#### ITEMS
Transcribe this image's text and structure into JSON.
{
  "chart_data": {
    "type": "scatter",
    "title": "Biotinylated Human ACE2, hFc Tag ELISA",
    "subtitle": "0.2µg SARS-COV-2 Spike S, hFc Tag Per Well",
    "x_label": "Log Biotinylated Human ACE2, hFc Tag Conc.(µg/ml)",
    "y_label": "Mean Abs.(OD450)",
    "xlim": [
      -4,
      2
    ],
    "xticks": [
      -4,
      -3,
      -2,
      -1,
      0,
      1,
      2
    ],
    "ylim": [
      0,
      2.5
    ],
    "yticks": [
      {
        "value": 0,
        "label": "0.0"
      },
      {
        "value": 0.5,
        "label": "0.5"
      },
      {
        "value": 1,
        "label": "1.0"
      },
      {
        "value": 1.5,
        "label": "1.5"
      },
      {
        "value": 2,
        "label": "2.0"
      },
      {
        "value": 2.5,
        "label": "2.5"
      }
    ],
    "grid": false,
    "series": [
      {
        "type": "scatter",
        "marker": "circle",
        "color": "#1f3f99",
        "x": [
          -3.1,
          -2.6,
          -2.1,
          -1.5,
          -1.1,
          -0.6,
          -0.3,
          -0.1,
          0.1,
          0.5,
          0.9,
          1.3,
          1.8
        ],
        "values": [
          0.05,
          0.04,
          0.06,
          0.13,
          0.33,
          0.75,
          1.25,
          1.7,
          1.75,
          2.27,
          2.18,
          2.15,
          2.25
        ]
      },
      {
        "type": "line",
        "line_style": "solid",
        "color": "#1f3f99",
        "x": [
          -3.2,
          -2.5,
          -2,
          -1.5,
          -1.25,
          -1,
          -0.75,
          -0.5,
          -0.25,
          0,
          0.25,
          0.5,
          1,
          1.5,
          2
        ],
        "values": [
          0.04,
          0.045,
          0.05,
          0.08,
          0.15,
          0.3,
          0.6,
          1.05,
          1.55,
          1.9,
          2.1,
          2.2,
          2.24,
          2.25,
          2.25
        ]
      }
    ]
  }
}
########
■ TASK TO CARRY OUT
Find the lines holding "type" and list every one.

■ ANSWER TO THIS EXERCISE
    "type": "scatter",
        "type": "scatter",
        "type": "line",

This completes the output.